The exercise: Give all the lines below again, exactly, with no pictures.

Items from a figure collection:
* BEGIN *

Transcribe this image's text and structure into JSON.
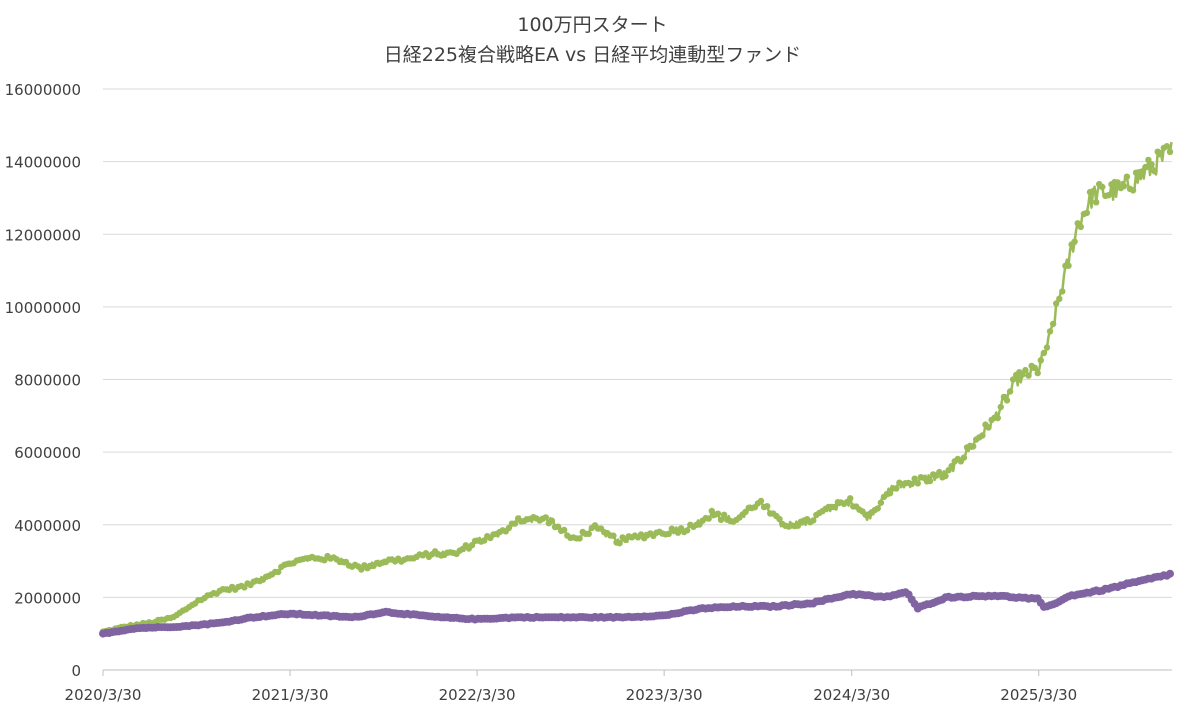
{
  "chart_data": {
    "type": "line",
    "title": "100万円スタート",
    "subtitle": "日経225複合戦略EA vs 日経平均連動型ファンド",
    "xlabel": "",
    "ylabel": "",
    "x_ticks": [
      "2020/3/30",
      "2021/3/30",
      "2022/3/30",
      "2023/3/30",
      "2024/3/30",
      "2025/3/30"
    ],
    "x_range": [
      "2020-03-30",
      "2025-12-15"
    ],
    "ylim": [
      0,
      16000000
    ],
    "y_ticks": [
      "0",
      "2000000",
      "4000000",
      "6000000",
      "8000000",
      "10000000",
      "12000000",
      "14000000",
      "16000000"
    ],
    "grid": "horizontal",
    "legend": "none",
    "colors": {
      "ea": "#9bbb59",
      "fund": "#8064a2",
      "grid": "#d9d9d9",
      "axis": "#bfbfbf",
      "text": "#404040"
    },
    "series": [
      {
        "color": "#9bbb59",
        "points": [
          [
            "2020-03-30",
            1050000
          ],
          [
            "2020-05-15",
            1200000
          ],
          [
            "2020-07-01",
            1300000
          ],
          [
            "2020-08-15",
            1450000
          ],
          [
            "2020-10-01",
            1900000
          ],
          [
            "2020-11-15",
            2200000
          ],
          [
            "2021-01-01",
            2300000
          ],
          [
            "2021-02-15",
            2600000
          ],
          [
            "2021-03-30",
            2950000
          ],
          [
            "2021-05-15",
            3100000
          ],
          [
            "2021-07-01",
            3050000
          ],
          [
            "2021-08-15",
            2800000
          ],
          [
            "2021-10-01",
            3000000
          ],
          [
            "2021-11-15",
            3050000
          ],
          [
            "2022-01-01",
            3200000
          ],
          [
            "2022-02-15",
            3200000
          ],
          [
            "2022-03-30",
            3550000
          ],
          [
            "2022-05-15",
            3750000
          ],
          [
            "2022-06-15",
            4150000
          ],
          [
            "2022-08-15",
            4150000
          ],
          [
            "2022-10-01",
            3600000
          ],
          [
            "2022-11-15",
            3900000
          ],
          [
            "2023-01-01",
            3550000
          ],
          [
            "2023-02-15",
            3700000
          ],
          [
            "2023-03-30",
            3800000
          ],
          [
            "2023-05-15",
            3900000
          ],
          [
            "2023-07-01",
            4300000
          ],
          [
            "2023-08-15",
            4100000
          ],
          [
            "2023-10-01",
            4650000
          ],
          [
            "2023-11-15",
            4000000
          ],
          [
            "2024-01-01",
            4050000
          ],
          [
            "2024-02-15",
            4450000
          ],
          [
            "2024-03-30",
            4650000
          ],
          [
            "2024-05-01",
            4200000
          ],
          [
            "2024-06-15",
            5000000
          ],
          [
            "2024-08-15",
            5250000
          ],
          [
            "2024-10-01",
            5400000
          ],
          [
            "2024-11-15",
            6100000
          ],
          [
            "2025-01-01",
            6900000
          ],
          [
            "2025-02-15",
            8000000
          ],
          [
            "2025-03-30",
            8300000
          ],
          [
            "2025-04-20",
            9100000
          ],
          [
            "2025-05-15",
            10600000
          ],
          [
            "2025-06-15",
            12300000
          ],
          [
            "2025-07-15",
            13100000
          ],
          [
            "2025-09-01",
            13200000
          ],
          [
            "2025-10-15",
            13600000
          ],
          [
            "2025-12-15",
            14300000
          ]
        ]
      },
      {
        "color": "#8064a2",
        "points": [
          [
            "2020-03-30",
            1000000
          ],
          [
            "2020-06-01",
            1150000
          ],
          [
            "2020-09-01",
            1200000
          ],
          [
            "2020-11-15",
            1300000
          ],
          [
            "2021-01-15",
            1450000
          ],
          [
            "2021-03-30",
            1550000
          ],
          [
            "2021-08-01",
            1450000
          ],
          [
            "2021-10-01",
            1600000
          ],
          [
            "2022-01-15",
            1450000
          ],
          [
            "2022-03-30",
            1400000
          ],
          [
            "2022-06-15",
            1450000
          ],
          [
            "2022-10-01",
            1450000
          ],
          [
            "2023-01-01",
            1450000
          ],
          [
            "2023-03-30",
            1500000
          ],
          [
            "2023-06-15",
            1700000
          ],
          [
            "2023-09-01",
            1750000
          ],
          [
            "2023-11-01",
            1750000
          ],
          [
            "2024-01-15",
            1850000
          ],
          [
            "2024-03-30",
            2100000
          ],
          [
            "2024-06-01",
            2000000
          ],
          [
            "2024-07-15",
            2150000
          ],
          [
            "2024-08-05",
            1700000
          ],
          [
            "2024-10-01",
            2000000
          ],
          [
            "2025-01-01",
            2050000
          ],
          [
            "2025-03-30",
            1950000
          ],
          [
            "2025-04-10",
            1700000
          ],
          [
            "2025-06-01",
            2050000
          ],
          [
            "2025-08-01",
            2200000
          ],
          [
            "2025-10-15",
            2450000
          ],
          [
            "2025-12-15",
            2650000
          ]
        ]
      }
    ]
  }
}
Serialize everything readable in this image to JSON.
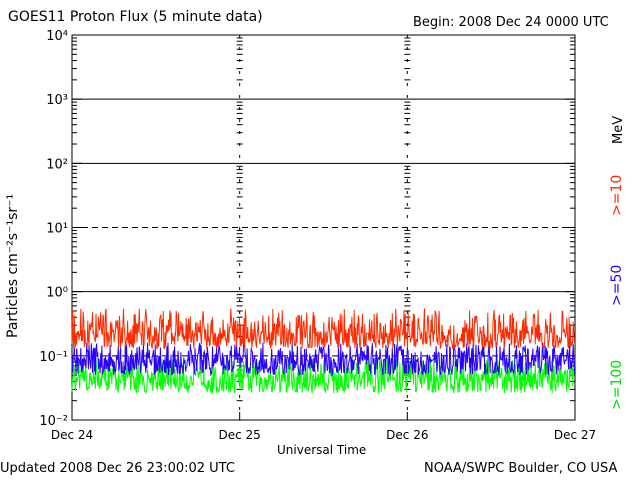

* END *

Result for this task:
Transcribe this image's text and structure into JSON.
{
  "chart_data": {
    "type": "line",
    "title": "100万円スタート",
    "subtitle": "日経225複合戦略EA vs 日経平均連動型ファンド",
    "xlabel": "",
    "ylabel": "",
    "x_ticks": [
      "2020/3/30",
      "2021/3/30",
      "2022/3/30",
      "2023/3/30",
      "2024/3/30",
      "2025/3/30"
    ],
    "x_range": [
      "2020-03-30",
      "2025-12-15"
    ],
    "ylim": [
      0,
      16000000
    ],
    "y_ticks": [
      "0",
      "2000000",
      "4000000",
      "6000000",
      "8000000",
      "10000000",
      "12000000",
      "14000000",
      "16000000"
    ],
    "grid": "horizontal",
    "legend": "none",
    "colors": {
      "ea": "#9bbb59",
      "fund": "#8064a2",
      "grid": "#d9d9d9",
      "axis": "#bfbfbf",
      "text": "#404040"
    },
    "series": [
      {
        "color": "#9bbb59",
        "points": [
          [
            "2020-03-30",
            1050000
          ],
          [
            "2020-05-15",
            1200000
          ],
          [
            "2020-07-01",
            1300000
          ],
          [
            "2020-08-15",
            1450000
          ],
          [
            "2020-10-01",
            1900000
          ],
          [
            "2020-11-15",
            2200000
          ],
          [
            "2021-01-01",
            2300000
          ],
          [
            "2021-02-15",
            2600000
          ],
          [
            "2021-03-30",
            2950000
          ],
          [
            "2021-05-15",
            3100000
          ],
          [
            "2021-07-01",
            3050000
          ],
          [
            "2021-08-15",
            2800000
          ],
          [
            "2021-10-01",
            3000000
          ],
          [
            "2021-11-15",
            3050000
          ],
          [
            "2022-01-01",
            3200000
          ],
          [
            "2022-02-15",
            3200000
          ],
          [
            "2022-03-30",
            3550000
          ],
          [
            "2022-05-15",
            3750000
          ],
          [
            "2022-06-15",
            4150000
          ],
          [
            "2022-08-15",
            4150000
          ],
          [
            "2022-10-01",
            3600000
          ],
          [
            "2022-11-15",
            3900000
          ],
          [
            "2023-01-01",
            3550000
          ],
          [
            "2023-02-15",
            3700000
          ],
          [
            "2023-03-30",
            3800000
          ],
          [
            "2023-05-15",
            3900000
          ],
          [
            "2023-07-01",
            4300000
          ],
          [
            "2023-08-15",
            4100000
          ],
          [
            "2023-10-01",
            4650000
          ],
          [
            "2023-11-15",
            4000000
          ],
          [
            "2024-01-01",
            4050000
          ],
          [
            "2024-02-15",
            4450000
          ],
          [
            "2024-03-30",
            4650000
          ],
          [
            "2024-05-01",
            4200000
          ],
          [
            "2024-06-15",
            5000000
          ],
          [
            "2024-08-15",
            5250000
          ],
          [
            "2024-10-01",
            5400000
          ],
          [
            "2024-11-15",
            6100000
          ],
          [
            "2025-01-01",
            6900000
          ],
          [
            "2025-02-15",
            8000000
          ],
          [
            "2025-03-30",
            8300000
          ],
          [
            "2025-04-20",
            9100000
          ],
          [
            "2025-05-15",
            10600000
          ],
          [
            "2025-06-15",
            12300000
          ],
          [
            "2025-07-15",
            13100000
          ],
          [
            "2025-09-01",
            13200000
          ],
          [
            "2025-10-15",
            13600000
          ],
          [
            "2025-12-15",
            14300000
          ]
        ]
      },
      {
        "color": "#8064a2",
        "points": [
          [
            "2020-03-30",
            1000000
          ],
          [
            "2020-06-01",
            1150000
          ],
          [
            "2020-09-01",
            1200000
          ],
          [
            "2020-11-15",
            1300000
          ],
          [
            "2021-01-15",
            1450000
          ],
          [
            "2021-03-30",
            1550000
          ],
          [
            "2021-08-01",
            1450000
          ],
          [
            "2021-10-01",
            1600000
          ],
          [
            "2022-01-15",
            1450000
          ],
          [
            "2022-03-30",
            1400000
          ],
          [
            "2022-06-15",
            1450000
          ],
          [
            "2022-10-01",
            1450000
          ],
          [
            "2023-01-01",
            1450000
          ],
          [
            "2023-03-30",
            1500000
          ],
          [
            "2023-06-15",
            1700000
          ],
          [
            "2023-09-01",
            1750000
          ],
          [
            "2023-11-01",
            1750000
          ],
          [
            "2024-01-15",
            1850000
          ],
          [
            "2024-03-30",
            2100000
          ],
          [
            "2024-06-01",
            2000000
          ],
          [
            "2024-07-15",
            2150000
          ],
          [
            "2024-08-05",
            1700000
          ],
          [
            "2024-10-01",
            2000000
          ],
          [
            "2025-01-01",
            2050000
          ],
          [
            "2025-03-30",
            1950000
          ],
          [
            "2025-04-10",
            1700000
          ],
          [
            "2025-06-01",
            2050000
          ],
          [
            "2025-08-01",
            2200000
          ],
          [
            "2025-10-15",
            2450000
          ],
          [
            "2025-12-15",
            2650000
          ]
        ]
      }
    ]
  }
}
Serialize everything readable in this image to JSON.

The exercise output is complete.